Collected data entries:

☆ ☆ ☆

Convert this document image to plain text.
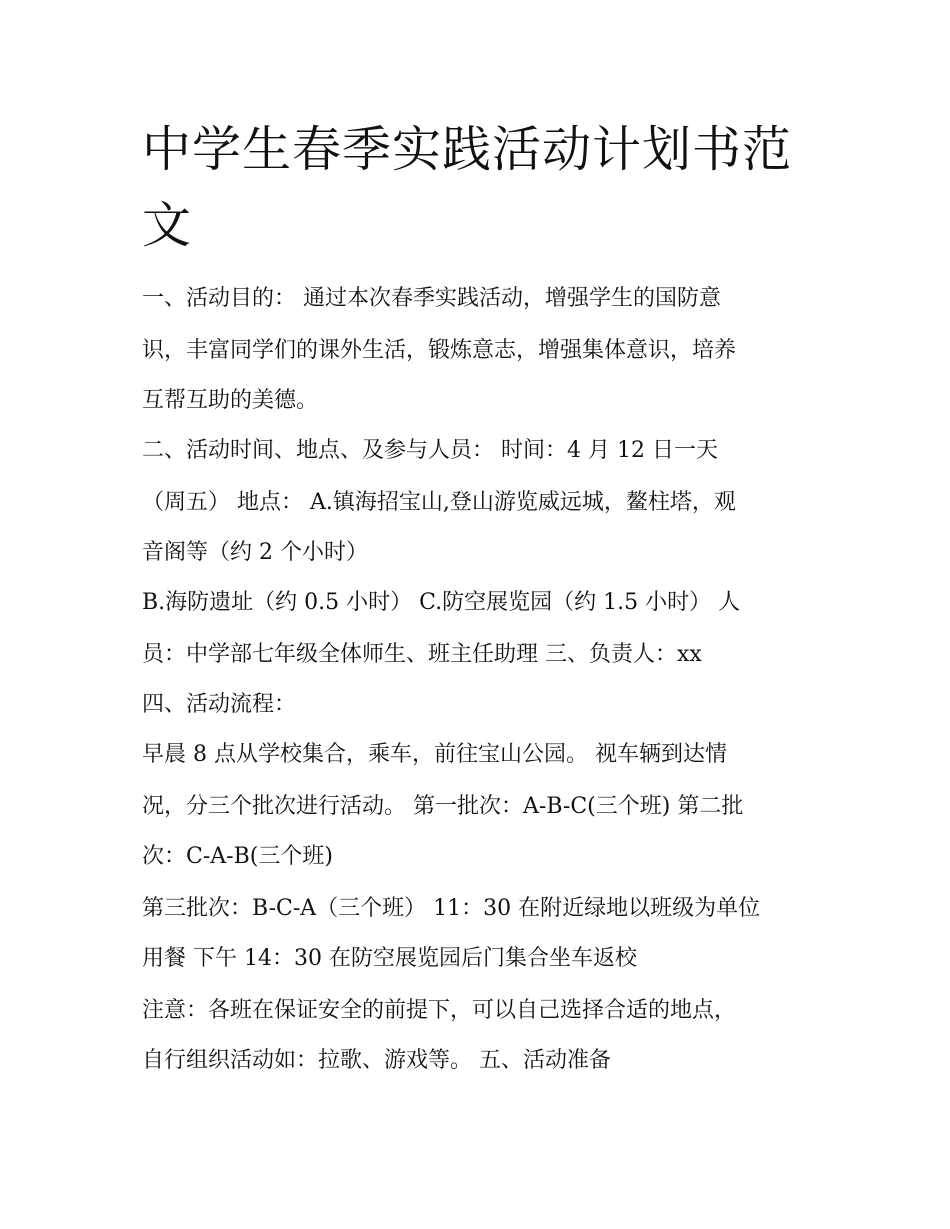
中学生春季实践活动计划书范
文
一、活动目的： 通过本次春季实践活动，增强学生的国防意
识，丰富同学们的课外生活，锻炼意志，增强集体意识，培养
互帮互助的美德。
二、活动时间、地点、及参与人员： 时间：4 月 12 日一天
（周五） 地点： A.镇海招宝山,登山游览威远城，鳌柱塔，观
音阁等（约 2 个小时）
B.海防遗址（约 0.5 小时） C.防空展览园（约 1.5 小时） 人
员：中学部七年级全体师生、班主任助理 三、负责人：xx
四、活动流程：
早晨 8 点从学校集合，乘车，前往宝山公园。 视车辆到达情
况，分三个批次进行活动。 第一批次：A-B-C(三个班) 第二批
次：C-A-B(三个班)
第三批次：B-C-A（三个班） 11：30 在附近绿地以班级为单位
用餐 下午 14：30 在防空展览园后门集合坐车返校
注意：各班在保证安全的前提下，可以自己选择合适的地点，
自行组织活动如：拉歌、游戏等。 五、活动准备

☆ ☆ ☆

What you are asked to do.
Transcribe the listing in full and omit the pictures.

Solved exercise.
Convert this document image to plain text.
中学生春季实践活动计划书范
文
一、活动目的： 通过本次春季实践活动，增强学生的国防意
识，丰富同学们的课外生活，锻炼意志，增强集体意识，培养
互帮互助的美德。
二、活动时间、地点、及参与人员： 时间：4 月 12 日一天
（周五） 地点： A.镇海招宝山,登山游览威远城，鳌柱塔，观
音阁等（约 2 个小时）
B.海防遗址（约 0.5 小时） C.防空展览园（约 1.5 小时） 人
员：中学部七年级全体师生、班主任助理 三、负责人：xx
四、活动流程：
早晨 8 点从学校集合，乘车，前往宝山公园。 视车辆到达情
况，分三个批次进行活动。 第一批次：A-B-C(三个班) 第二批
次：C-A-B(三个班)
第三批次：B-C-A（三个班） 11：30 在附近绿地以班级为单位
用餐 下午 14：30 在防空展览园后门集合坐车返校
注意：各班在保证安全的前提下，可以自己选择合适的地点，
自行组织活动如：拉歌、游戏等。 五、活动准备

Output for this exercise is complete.